## STATED TASK
Retype the records below exactly as they appear, but leave out any pictures.

---------- EXERCISE MATERIAL

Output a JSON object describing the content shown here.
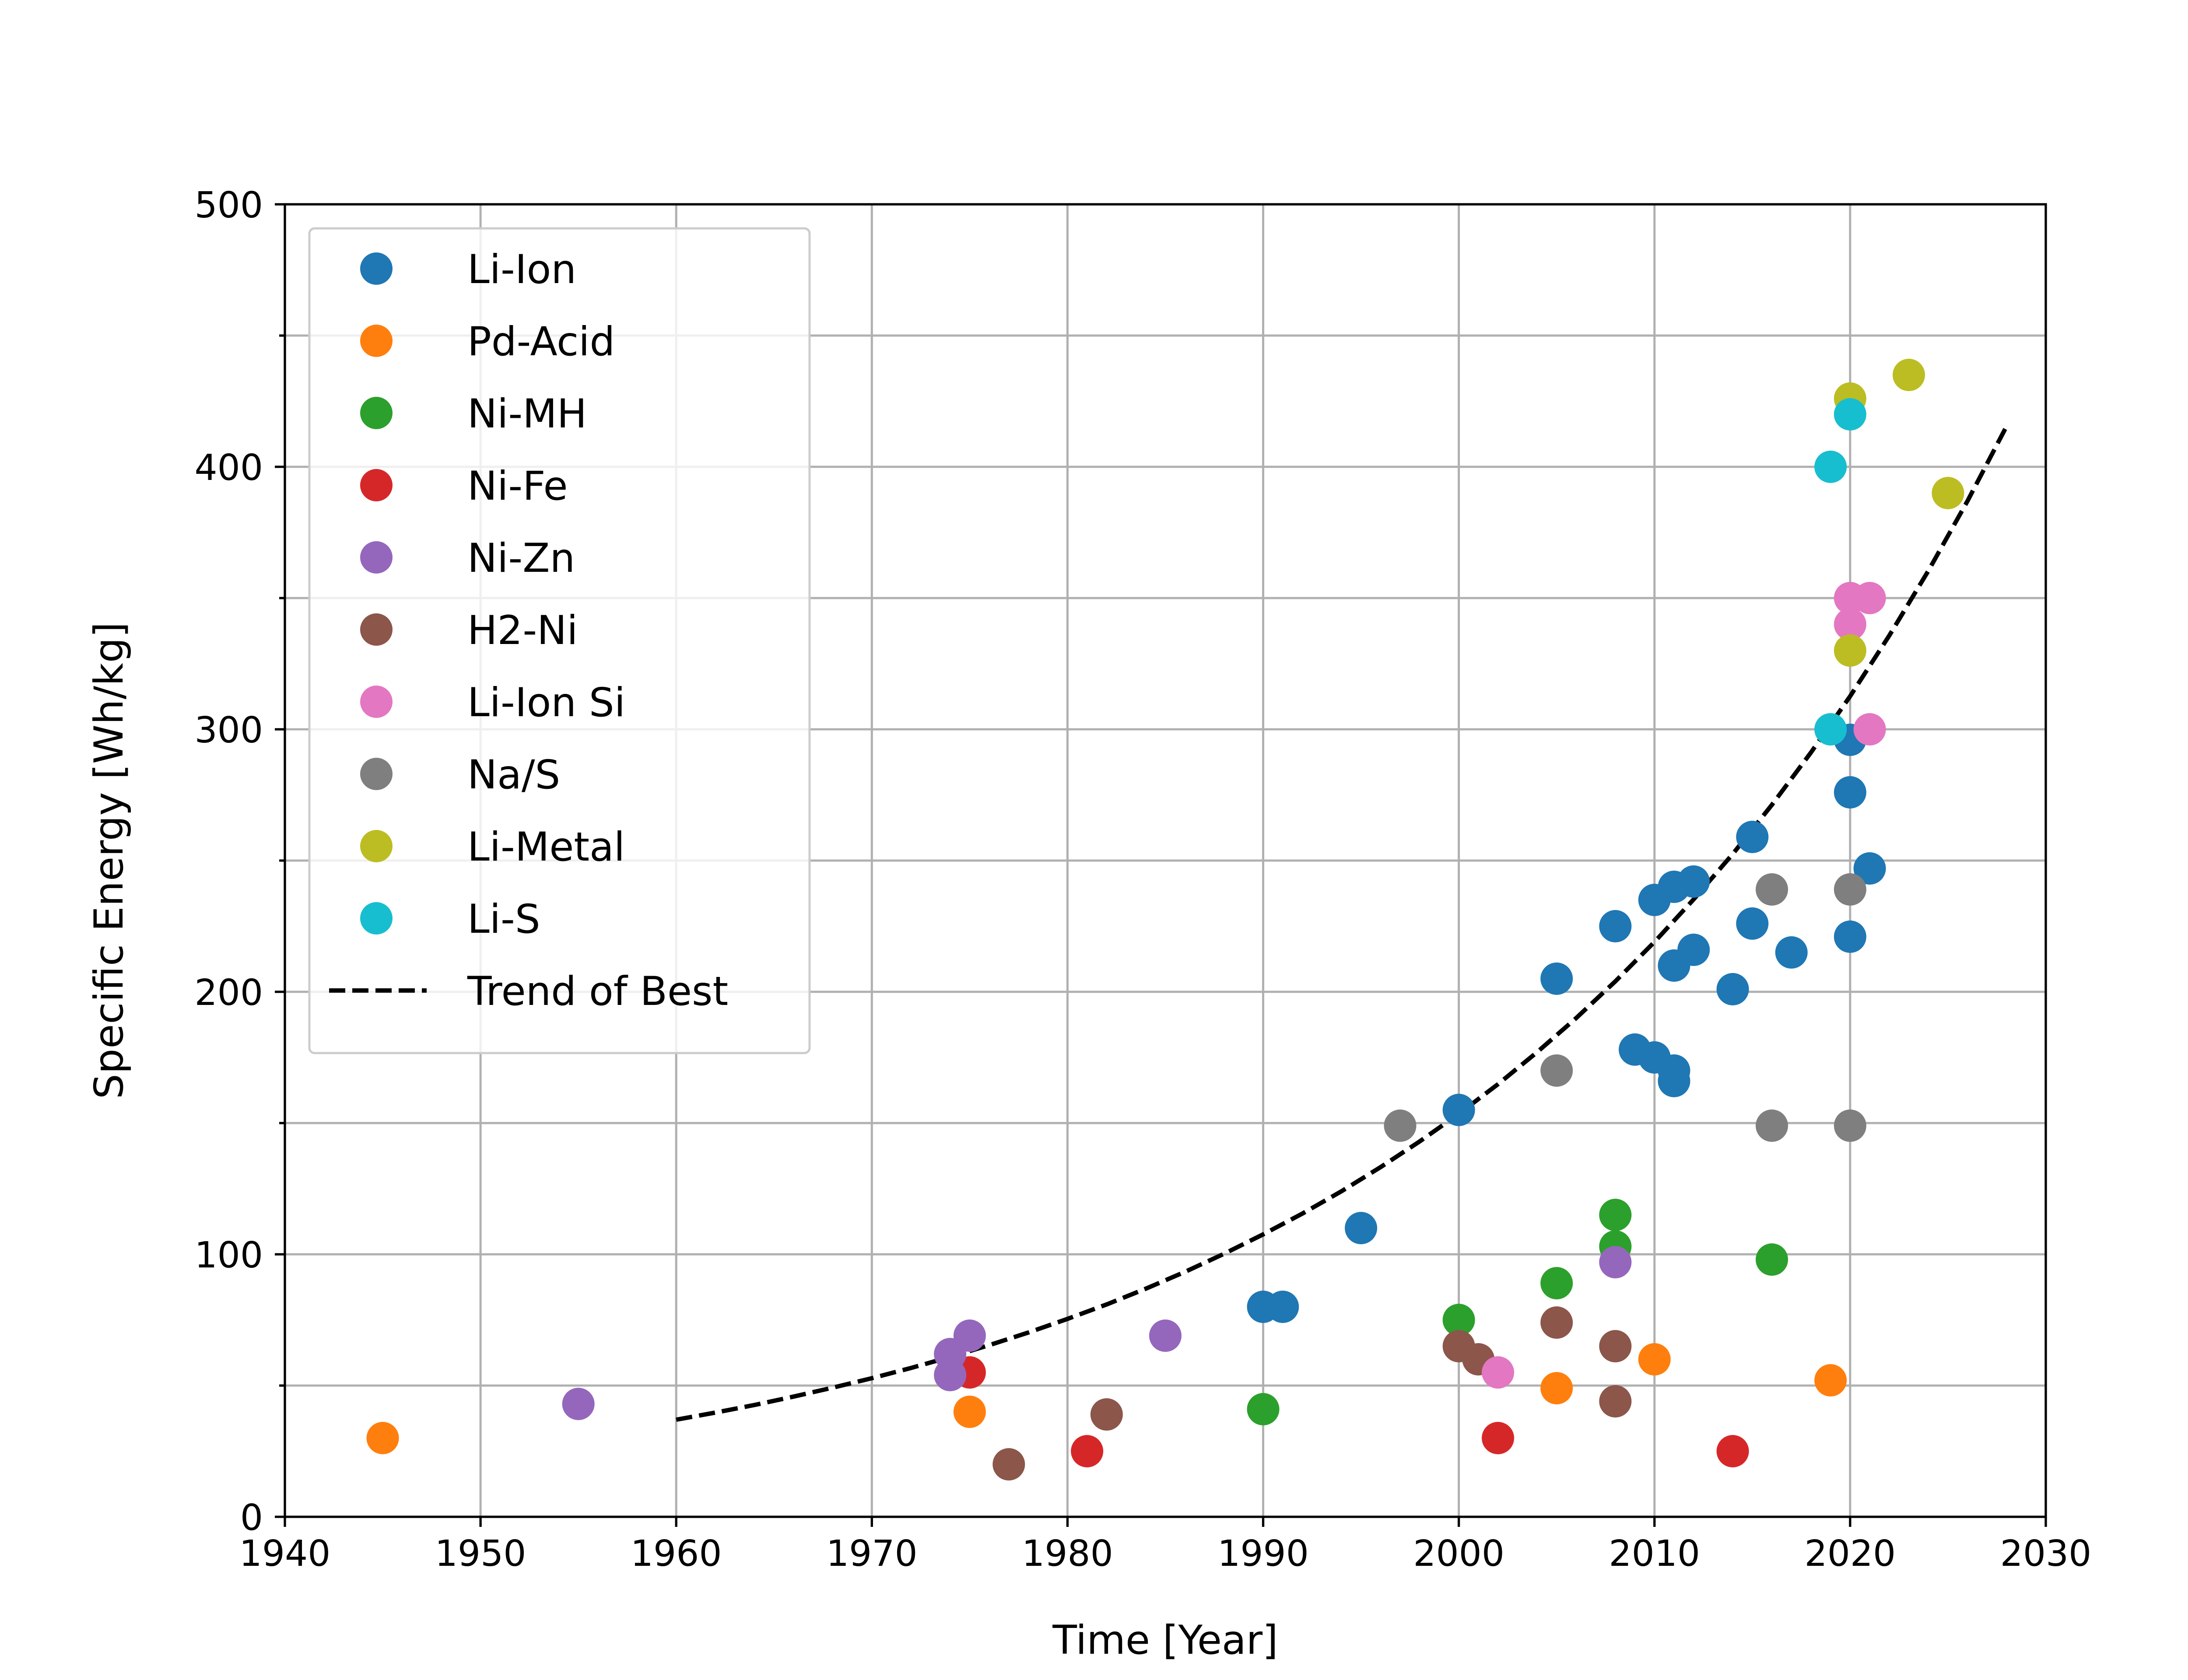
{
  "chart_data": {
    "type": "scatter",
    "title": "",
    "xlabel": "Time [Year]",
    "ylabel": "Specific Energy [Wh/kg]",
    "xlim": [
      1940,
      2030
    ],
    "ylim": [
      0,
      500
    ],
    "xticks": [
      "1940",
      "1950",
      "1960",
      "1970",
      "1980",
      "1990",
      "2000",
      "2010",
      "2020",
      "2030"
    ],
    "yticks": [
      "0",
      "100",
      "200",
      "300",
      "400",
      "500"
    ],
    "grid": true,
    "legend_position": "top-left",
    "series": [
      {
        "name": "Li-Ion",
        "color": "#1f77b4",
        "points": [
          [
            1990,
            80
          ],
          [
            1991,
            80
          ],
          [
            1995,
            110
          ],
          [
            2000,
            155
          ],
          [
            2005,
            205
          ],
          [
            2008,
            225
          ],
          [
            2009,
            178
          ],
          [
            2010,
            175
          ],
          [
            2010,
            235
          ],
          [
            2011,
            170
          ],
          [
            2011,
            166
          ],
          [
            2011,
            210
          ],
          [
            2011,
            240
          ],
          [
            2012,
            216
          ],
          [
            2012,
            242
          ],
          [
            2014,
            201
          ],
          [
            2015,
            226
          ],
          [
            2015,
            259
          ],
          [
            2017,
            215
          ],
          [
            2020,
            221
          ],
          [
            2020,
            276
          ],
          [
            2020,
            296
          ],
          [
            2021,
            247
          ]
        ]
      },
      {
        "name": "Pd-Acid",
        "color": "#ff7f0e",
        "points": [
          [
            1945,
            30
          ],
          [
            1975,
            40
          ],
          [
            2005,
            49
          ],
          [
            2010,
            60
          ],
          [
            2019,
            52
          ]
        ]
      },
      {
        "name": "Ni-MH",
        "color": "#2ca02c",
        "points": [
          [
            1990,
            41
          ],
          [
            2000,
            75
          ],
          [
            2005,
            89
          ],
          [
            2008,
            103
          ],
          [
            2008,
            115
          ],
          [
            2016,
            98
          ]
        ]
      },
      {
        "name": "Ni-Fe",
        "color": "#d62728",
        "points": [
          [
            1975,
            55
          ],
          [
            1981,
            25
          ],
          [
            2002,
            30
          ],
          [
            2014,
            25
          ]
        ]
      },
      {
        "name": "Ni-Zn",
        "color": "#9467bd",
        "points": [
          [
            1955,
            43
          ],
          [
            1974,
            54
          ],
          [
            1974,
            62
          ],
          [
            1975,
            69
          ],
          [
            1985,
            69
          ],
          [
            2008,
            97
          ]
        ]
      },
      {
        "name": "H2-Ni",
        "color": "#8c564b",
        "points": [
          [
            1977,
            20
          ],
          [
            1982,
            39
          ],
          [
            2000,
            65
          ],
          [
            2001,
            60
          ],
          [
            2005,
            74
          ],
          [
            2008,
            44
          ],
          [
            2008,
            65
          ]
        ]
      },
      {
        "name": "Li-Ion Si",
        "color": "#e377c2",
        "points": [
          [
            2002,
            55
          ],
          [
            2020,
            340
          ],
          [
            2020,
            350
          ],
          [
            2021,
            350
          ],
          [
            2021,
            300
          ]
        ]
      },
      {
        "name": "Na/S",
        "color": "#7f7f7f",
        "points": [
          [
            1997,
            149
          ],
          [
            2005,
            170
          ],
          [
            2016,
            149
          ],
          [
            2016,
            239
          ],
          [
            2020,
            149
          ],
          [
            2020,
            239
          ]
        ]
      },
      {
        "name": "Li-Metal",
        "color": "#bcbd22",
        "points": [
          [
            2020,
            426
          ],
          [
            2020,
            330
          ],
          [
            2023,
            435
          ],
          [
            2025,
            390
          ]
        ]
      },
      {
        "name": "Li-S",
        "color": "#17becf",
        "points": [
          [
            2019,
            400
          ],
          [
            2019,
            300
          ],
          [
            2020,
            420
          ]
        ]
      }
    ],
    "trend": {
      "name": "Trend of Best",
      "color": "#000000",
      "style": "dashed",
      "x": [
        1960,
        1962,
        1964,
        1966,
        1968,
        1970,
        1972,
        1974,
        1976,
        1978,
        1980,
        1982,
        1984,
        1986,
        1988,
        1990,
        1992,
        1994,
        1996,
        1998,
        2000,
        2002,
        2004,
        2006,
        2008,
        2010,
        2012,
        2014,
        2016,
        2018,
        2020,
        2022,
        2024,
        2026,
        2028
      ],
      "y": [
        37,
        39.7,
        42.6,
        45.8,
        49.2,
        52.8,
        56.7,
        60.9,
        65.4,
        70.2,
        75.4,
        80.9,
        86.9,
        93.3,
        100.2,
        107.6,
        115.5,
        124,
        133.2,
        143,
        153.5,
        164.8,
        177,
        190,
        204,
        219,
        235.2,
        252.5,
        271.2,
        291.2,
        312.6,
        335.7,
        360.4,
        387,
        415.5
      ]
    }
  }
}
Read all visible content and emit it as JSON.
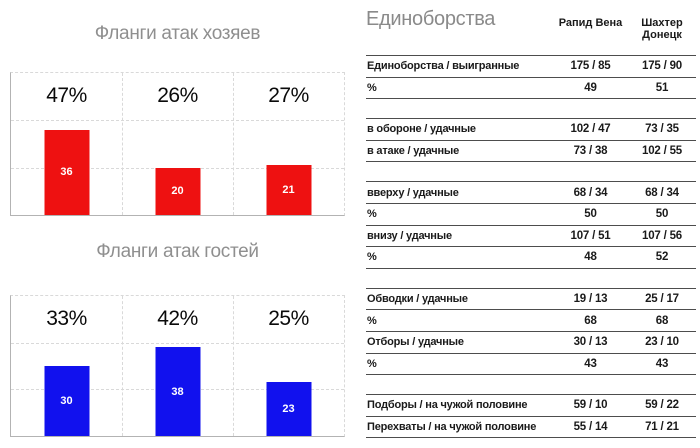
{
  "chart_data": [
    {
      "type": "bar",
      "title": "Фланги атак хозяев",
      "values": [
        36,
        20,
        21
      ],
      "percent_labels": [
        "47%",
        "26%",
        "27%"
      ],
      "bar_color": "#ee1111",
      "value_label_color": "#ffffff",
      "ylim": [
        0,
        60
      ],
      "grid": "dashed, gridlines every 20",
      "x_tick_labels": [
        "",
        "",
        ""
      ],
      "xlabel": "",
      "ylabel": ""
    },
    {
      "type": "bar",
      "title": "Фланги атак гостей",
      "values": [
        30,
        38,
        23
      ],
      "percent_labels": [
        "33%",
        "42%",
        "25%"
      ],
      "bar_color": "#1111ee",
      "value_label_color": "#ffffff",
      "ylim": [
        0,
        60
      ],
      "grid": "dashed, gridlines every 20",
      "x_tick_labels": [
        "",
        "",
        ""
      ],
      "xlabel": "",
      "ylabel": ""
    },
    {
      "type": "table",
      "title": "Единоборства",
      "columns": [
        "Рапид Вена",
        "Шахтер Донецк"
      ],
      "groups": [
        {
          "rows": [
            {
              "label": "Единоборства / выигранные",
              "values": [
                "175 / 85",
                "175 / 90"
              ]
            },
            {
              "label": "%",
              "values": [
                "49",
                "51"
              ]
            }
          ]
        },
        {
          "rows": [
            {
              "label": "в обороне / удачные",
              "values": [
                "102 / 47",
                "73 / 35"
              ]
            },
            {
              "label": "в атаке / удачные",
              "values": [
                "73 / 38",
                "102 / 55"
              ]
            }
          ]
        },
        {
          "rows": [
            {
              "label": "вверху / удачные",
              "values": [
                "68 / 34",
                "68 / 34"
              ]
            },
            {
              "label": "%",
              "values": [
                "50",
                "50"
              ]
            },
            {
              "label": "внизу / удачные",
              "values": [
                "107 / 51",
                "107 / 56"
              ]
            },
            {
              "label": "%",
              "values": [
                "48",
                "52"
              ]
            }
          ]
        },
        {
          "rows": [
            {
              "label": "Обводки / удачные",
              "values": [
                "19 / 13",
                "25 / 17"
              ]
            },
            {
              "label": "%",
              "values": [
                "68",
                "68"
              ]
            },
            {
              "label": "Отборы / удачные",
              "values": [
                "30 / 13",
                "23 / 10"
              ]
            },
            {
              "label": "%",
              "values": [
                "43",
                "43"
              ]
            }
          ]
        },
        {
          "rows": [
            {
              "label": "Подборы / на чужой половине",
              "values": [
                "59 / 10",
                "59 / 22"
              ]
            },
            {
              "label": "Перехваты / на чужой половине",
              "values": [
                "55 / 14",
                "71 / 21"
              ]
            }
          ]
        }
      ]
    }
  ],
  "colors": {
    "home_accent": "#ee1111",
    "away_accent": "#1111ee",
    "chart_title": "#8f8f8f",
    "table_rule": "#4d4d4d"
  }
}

--------------------

## ANSWER
Output a JSON object describing the content shown here.
{
  "chart_data": {
    "type": "scatter",
    "title": "",
    "xlabel": "Time [Year]",
    "ylabel": "Specific Energy [Wh/kg]",
    "xlim": [
      1940,
      2030
    ],
    "ylim": [
      0,
      500
    ],
    "xticks": [
      "1940",
      "1950",
      "1960",
      "1970",
      "1980",
      "1990",
      "2000",
      "2010",
      "2020",
      "2030"
    ],
    "yticks": [
      "0",
      "100",
      "200",
      "300",
      "400",
      "500"
    ],
    "grid": true,
    "legend_position": "top-left",
    "series": [
      {
        "name": "Li-Ion",
        "color": "#1f77b4",
        "points": [
          [
            1990,
            80
          ],
          [
            1991,
            80
          ],
          [
            1995,
            110
          ],
          [
            2000,
            155
          ],
          [
            2005,
            205
          ],
          [
            2008,
            225
          ],
          [
            2009,
            178
          ],
          [
            2010,
            175
          ],
          [
            2010,
            235
          ],
          [
            2011,
            170
          ],
          [
            2011,
            166
          ],
          [
            2011,
            210
          ],
          [
            2011,
            240
          ],
          [
            2012,
            216
          ],
          [
            2012,
            242
          ],
          [
            2014,
            201
          ],
          [
            2015,
            226
          ],
          [
            2015,
            259
          ],
          [
            2017,
            215
          ],
          [
            2020,
            221
          ],
          [
            2020,
            276
          ],
          [
            2020,
            296
          ],
          [
            2021,
            247
          ]
        ]
      },
      {
        "name": "Pd-Acid",
        "color": "#ff7f0e",
        "points": [
          [
            1945,
            30
          ],
          [
            1975,
            40
          ],
          [
            2005,
            49
          ],
          [
            2010,
            60
          ],
          [
            2019,
            52
          ]
        ]
      },
      {
        "name": "Ni-MH",
        "color": "#2ca02c",
        "points": [
          [
            1990,
            41
          ],
          [
            2000,
            75
          ],
          [
            2005,
            89
          ],
          [
            2008,
            103
          ],
          [
            2008,
            115
          ],
          [
            2016,
            98
          ]
        ]
      },
      {
        "name": "Ni-Fe",
        "color": "#d62728",
        "points": [
          [
            1975,
            55
          ],
          [
            1981,
            25
          ],
          [
            2002,
            30
          ],
          [
            2014,
            25
          ]
        ]
      },
      {
        "name": "Ni-Zn",
        "color": "#9467bd",
        "points": [
          [
            1955,
            43
          ],
          [
            1974,
            54
          ],
          [
            1974,
            62
          ],
          [
            1975,
            69
          ],
          [
            1985,
            69
          ],
          [
            2008,
            97
          ]
        ]
      },
      {
        "name": "H2-Ni",
        "color": "#8c564b",
        "points": [
          [
            1977,
            20
          ],
          [
            1982,
            39
          ],
          [
            2000,
            65
          ],
          [
            2001,
            60
          ],
          [
            2005,
            74
          ],
          [
            2008,
            44
          ],
          [
            2008,
            65
          ]
        ]
      },
      {
        "name": "Li-Ion Si",
        "color": "#e377c2",
        "points": [
          [
            2002,
            55
          ],
          [
            2020,
            340
          ],
          [
            2020,
            350
          ],
          [
            2021,
            350
          ],
          [
            2021,
            300
          ]
        ]
      },
      {
        "name": "Na/S",
        "color": "#7f7f7f",
        "points": [
          [
            1997,
            149
          ],
          [
            2005,
            170
          ],
          [
            2016,
            149
          ],
          [
            2016,
            239
          ],
          [
            2020,
            149
          ],
          [
            2020,
            239
          ]
        ]
      },
      {
        "name": "Li-Metal",
        "color": "#bcbd22",
        "points": [
          [
            2020,
            426
          ],
          [
            2020,
            330
          ],
          [
            2023,
            435
          ],
          [
            2025,
            390
          ]
        ]
      },
      {
        "name": "Li-S",
        "color": "#17becf",
        "points": [
          [
            2019,
            400
          ],
          [
            2019,
            300
          ],
          [
            2020,
            420
          ]
        ]
      }
    ],
    "trend": {
      "name": "Trend of Best",
      "color": "#000000",
      "style": "dashed",
      "x": [
        1960,
        1962,
        1964,
        1966,
        1968,
        1970,
        1972,
        1974,
        1976,
        1978,
        1980,
        1982,
        1984,
        1986,
        1988,
        1990,
        1992,
        1994,
        1996,
        1998,
        2000,
        2002,
        2004,
        2006,
        2008,
        2010,
        2012,
        2014,
        2016,
        2018,
        2020,
        2022,
        2024,
        2026,
        2028
      ],
      "y": [
        37,
        39.7,
        42.6,
        45.8,
        49.2,
        52.8,
        56.7,
        60.9,
        65.4,
        70.2,
        75.4,
        80.9,
        86.9,
        93.3,
        100.2,
        107.6,
        115.5,
        124,
        133.2,
        143,
        153.5,
        164.8,
        177,
        190,
        204,
        219,
        235.2,
        252.5,
        271.2,
        291.2,
        312.6,
        335.7,
        360.4,
        387,
        415.5
      ]
    }
  }
}
Read all visible content and emit it as JSON.
{
  "chart_data": [
    {
      "type": "bar",
      "title": "Фланги атак хозяев",
      "values": [
        36,
        20,
        21
      ],
      "percent_labels": [
        "47%",
        "26%",
        "27%"
      ],
      "bar_color": "#ee1111",
      "value_label_color": "#ffffff",
      "ylim": [
        0,
        60
      ],
      "grid": "dashed, gridlines every 20",
      "x_tick_labels": [
        "",
        "",
        ""
      ],
      "xlabel": "",
      "ylabel": ""
    },
    {
      "type": "bar",
      "title": "Фланги атак гостей",
      "values": [
        30,
        38,
        23
      ],
      "percent_labels": [
        "33%",
        "42%",
        "25%"
      ],
      "bar_color": "#1111ee",
      "value_label_color": "#ffffff",
      "ylim": [
        0,
        60
      ],
      "grid": "dashed, gridlines every 20",
      "x_tick_labels": [
        "",
        "",
        ""
      ],
      "xlabel": "",
      "ylabel": ""
    },
    {
      "type": "table",
      "title": "Единоборства",
      "columns": [
        "Рапид Вена",
        "Шахтер Донецк"
      ],
      "groups": [
        {
          "rows": [
            {
              "label": "Единоборства / выигранные",
              "values": [
                "175 / 85",
                "175 / 90"
              ]
            },
            {
              "label": "%",
              "values": [
                "49",
                "51"
              ]
            }
          ]
        },
        {
          "rows": [
            {
              "label": "в обороне / удачные",
              "values": [
                "102 / 47",
                "73 / 35"
              ]
            },
            {
              "label": "в атаке / удачные",
              "values": [
                "73 / 38",
                "102 / 55"
              ]
            }
          ]
        },
        {
          "rows": [
            {
              "label": "вверху / удачные",
              "values": [
                "68 / 34",
                "68 / 34"
              ]
            },
            {
              "label": "%",
              "values": [
                "50",
                "50"
              ]
            },
            {
              "label": "внизу / удачные",
              "values": [
                "107 / 51",
                "107 / 56"
              ]
            },
            {
              "label": "%",
              "values": [
                "48",
                "52"
              ]
            }
          ]
        },
        {
          "rows": [
            {
              "label": "Обводки / удачные",
              "values": [
                "19 / 13",
                "25 / 17"
              ]
            },
            {
              "label": "%",
              "values": [
                "68",
                "68"
              ]
            },
            {
              "label": "Отборы / удачные",
              "values": [
                "30 / 13",
                "23 / 10"
              ]
            },
            {
              "label": "%",
              "values": [
                "43",
                "43"
              ]
            }
          ]
        },
        {
          "rows": [
            {
              "label": "Подборы / на чужой половине",
              "values": [
                "59 / 10",
                "59 / 22"
              ]
            },
            {
              "label": "Перехваты / на чужой половине",
              "values": [
                "55 / 14",
                "71 / 21"
              ]
            }
          ]
        }
      ]
    }
  ],
  "colors": {
    "home_accent": "#ee1111",
    "away_accent": "#1111ee",
    "chart_title": "#8f8f8f",
    "table_rule": "#4d4d4d"
  }
}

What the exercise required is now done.